◆ TO DO: Locate the lines where "Appeals" occurs and copy them as they stand.

=== RECORDS TO PROCESS ===

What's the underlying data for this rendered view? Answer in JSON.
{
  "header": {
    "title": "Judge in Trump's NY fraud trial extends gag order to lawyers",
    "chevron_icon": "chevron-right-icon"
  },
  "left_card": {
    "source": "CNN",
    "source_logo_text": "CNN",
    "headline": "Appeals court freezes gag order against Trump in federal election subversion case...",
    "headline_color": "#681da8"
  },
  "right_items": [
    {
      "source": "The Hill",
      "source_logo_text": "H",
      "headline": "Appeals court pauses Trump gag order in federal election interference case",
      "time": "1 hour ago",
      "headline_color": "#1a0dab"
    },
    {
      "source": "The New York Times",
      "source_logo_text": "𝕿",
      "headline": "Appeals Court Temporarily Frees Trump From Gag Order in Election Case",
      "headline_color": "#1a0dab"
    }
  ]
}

===

◆ SOLVED PROBLEM:
    "headline": "Appeals court freezes gag order against Trump in federal election subversion case...",
      "headline": "Appeals court pauses Trump gag order in federal election interference case",
      "headline": "Appeals Court Temporarily Frees Trump From Gag Order in Election Case",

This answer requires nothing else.